Records excerpted from a collection
* BEGIN *

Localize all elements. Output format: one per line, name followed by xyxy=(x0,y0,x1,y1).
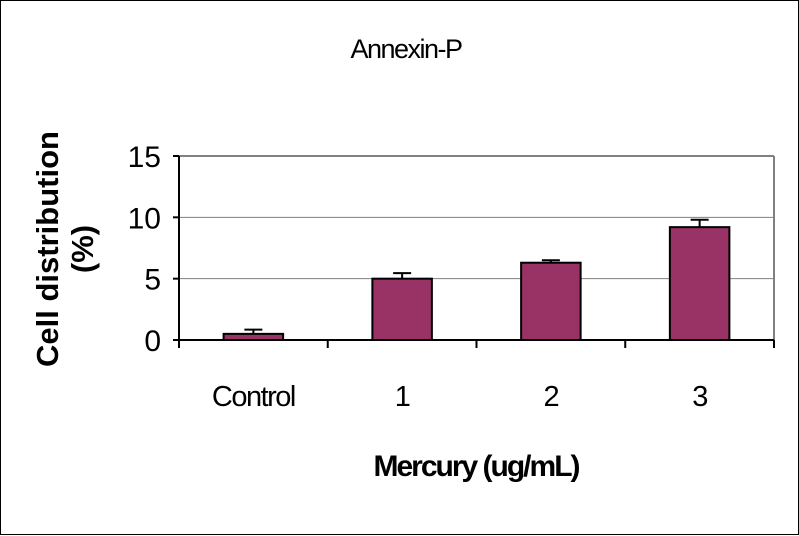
x-tick-label-2: 2 xyxy=(544,381,559,413)
x-tick-label-1: 1 xyxy=(395,381,410,413)
y-axis-label-line-2: (%) xyxy=(65,225,100,273)
bar-1 xyxy=(371,277,433,341)
bar-2 xyxy=(520,261,582,341)
x-axis-label: Mercury (ug/mL) xyxy=(373,450,579,483)
y-tick-label-3: 15 xyxy=(128,141,161,174)
x-tick-label-3: 3 xyxy=(692,381,707,413)
y-tick-label-0: 0 xyxy=(144,325,161,358)
plot-area: Control 1 2 3 0 5 10 15 xyxy=(128,141,775,413)
x-tick-label-0: Control xyxy=(212,381,295,413)
y-axis-label-line-1: Cell distribution xyxy=(30,131,65,367)
y-tick-label-1: 5 xyxy=(144,264,161,297)
y-axis-label: Cell distribution (%) xyxy=(30,131,100,367)
y-tick-label-2: 10 xyxy=(128,202,161,235)
bar-3 xyxy=(668,226,731,341)
chart-title: Annexin-P xyxy=(350,34,462,64)
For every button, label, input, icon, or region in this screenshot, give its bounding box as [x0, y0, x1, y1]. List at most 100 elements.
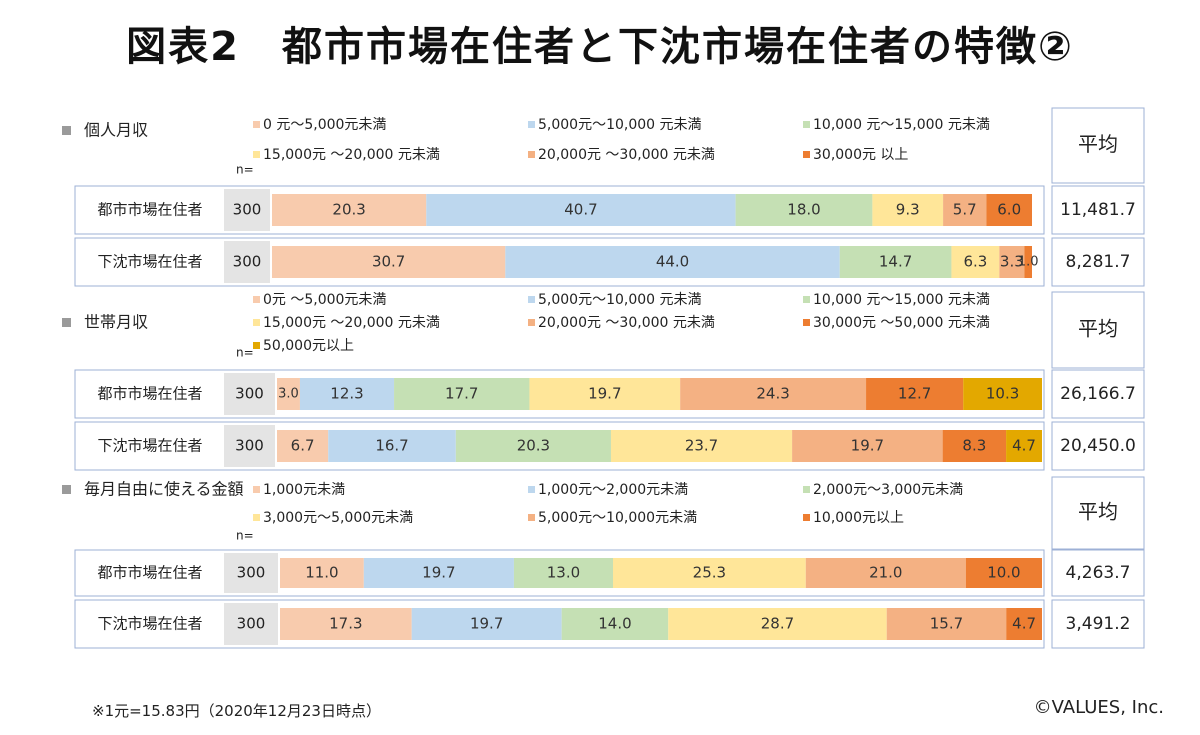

* END *

What the task asks: Rewrite all of the records above, replacing "bounding box" with "enclosing rectangle" and keeping everything else unchanged. Leave the pictures out of your answer.

Exercise answer:
Localize all elements. Output format: one per line, name followed by xyxy=(x0,y0,x1,y1).
x-tick-label-2: 2 xyxy=(544,381,559,413)
x-tick-label-1: 1 xyxy=(395,381,410,413)
y-axis-label-line-2: (%) xyxy=(65,225,100,273)
bar-1 xyxy=(371,277,433,341)
bar-2 xyxy=(520,261,582,341)
x-axis-label: Mercury (ug/mL) xyxy=(373,450,579,483)
y-tick-label-3: 15 xyxy=(128,141,161,174)
x-tick-label-3: 3 xyxy=(692,381,707,413)
y-tick-label-0: 0 xyxy=(144,325,161,358)
plot-area: Control 1 2 3 0 5 10 15 xyxy=(128,141,775,413)
x-tick-label-0: Control xyxy=(212,381,295,413)
y-axis-label-line-1: Cell distribution xyxy=(30,131,65,367)
y-tick-label-1: 5 xyxy=(144,264,161,297)
y-axis-label: Cell distribution (%) xyxy=(30,131,100,367)
y-tick-label-2: 10 xyxy=(128,202,161,235)
bar-3 xyxy=(668,226,731,341)
chart-title: Annexin-P xyxy=(350,34,462,64)
For every button, label, input, icon, or region in this screenshot, give its enclosing rectangle as [x0, y0, x1, y1]. List at most 100 elements.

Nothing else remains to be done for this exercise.